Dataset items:

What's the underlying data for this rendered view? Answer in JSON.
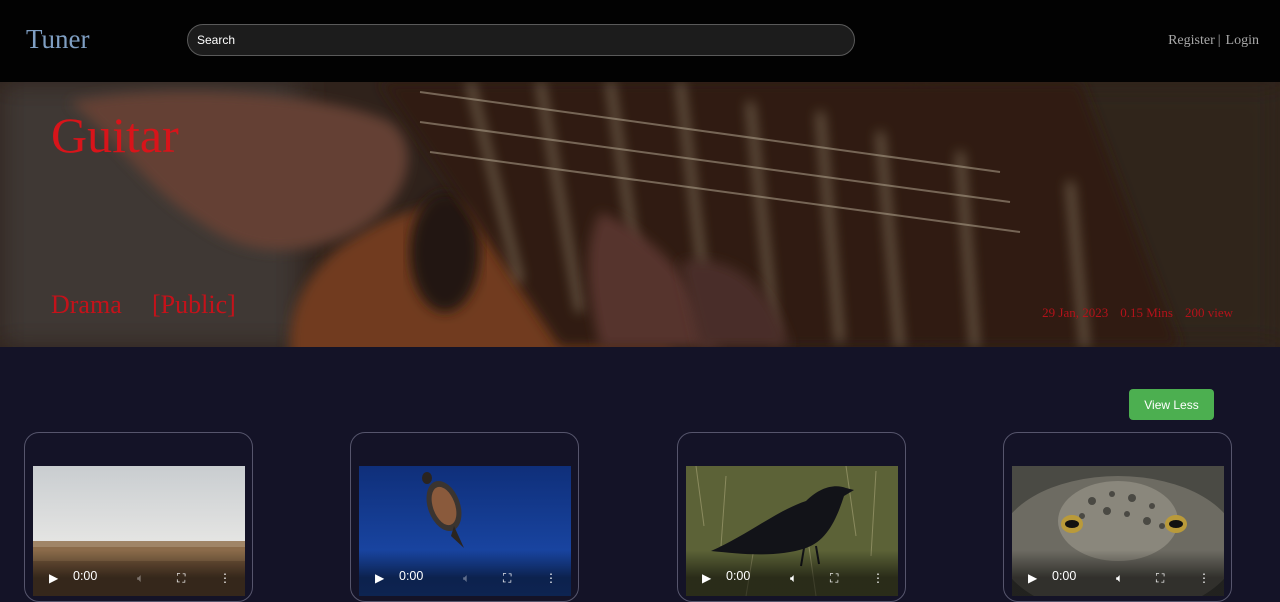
{
  "app": {
    "name": "Tuner"
  },
  "header": {
    "search_placeholder": "Search",
    "register_label": "Register",
    "separator": "|",
    "login_label": "Login"
  },
  "hero": {
    "title": "Guitar",
    "genre": "Drama",
    "visibility": "[Public]",
    "date": "29 Jan, 2023",
    "duration": "0.15 Mins",
    "views": "200 view"
  },
  "content": {
    "toggle_label": "View Less",
    "videos": [
      {
        "thumbnail": "desert-landscape",
        "time": "0:00",
        "muted_disabled": true
      },
      {
        "thumbnail": "sea-turtle-underwater",
        "time": "0:00",
        "muted_disabled": true
      },
      {
        "thumbnail": "crow-on-grass",
        "time": "0:00",
        "muted_disabled": false
      },
      {
        "thumbnail": "toad-closeup",
        "time": "0:00",
        "muted_disabled": false
      }
    ]
  },
  "colors": {
    "header_bg": "#020202",
    "page_bg": "#141327",
    "logo": "#7f9fc3",
    "hero_text": "#d8141a",
    "button": "#4caf50"
  },
  "icons": {
    "play": "play-icon",
    "volume": "volume-icon",
    "fullscreen": "fullscreen-icon",
    "more": "more-options-icon"
  }
}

Your task:
Every line of text is to be repeated exactly; pictures are left out.

Exercise response:
What's the underlying data for this rendered view? Answer in JSON.
{
  "app": {
    "name": "Tuner"
  },
  "header": {
    "search_placeholder": "Search",
    "register_label": "Register",
    "separator": "|",
    "login_label": "Login"
  },
  "hero": {
    "title": "Guitar",
    "genre": "Drama",
    "visibility": "[Public]",
    "date": "29 Jan, 2023",
    "duration": "0.15 Mins",
    "views": "200 view"
  },
  "content": {
    "toggle_label": "View Less",
    "videos": [
      {
        "thumbnail": "desert-landscape",
        "time": "0:00",
        "muted_disabled": true
      },
      {
        "thumbnail": "sea-turtle-underwater",
        "time": "0:00",
        "muted_disabled": true
      },
      {
        "thumbnail": "crow-on-grass",
        "time": "0:00",
        "muted_disabled": false
      },
      {
        "thumbnail": "toad-closeup",
        "time": "0:00",
        "muted_disabled": false
      }
    ]
  },
  "colors": {
    "header_bg": "#020202",
    "page_bg": "#141327",
    "logo": "#7f9fc3",
    "hero_text": "#d8141a",
    "button": "#4caf50"
  },
  "icons": {
    "play": "play-icon",
    "volume": "volume-icon",
    "fullscreen": "fullscreen-icon",
    "more": "more-options-icon"
  }
}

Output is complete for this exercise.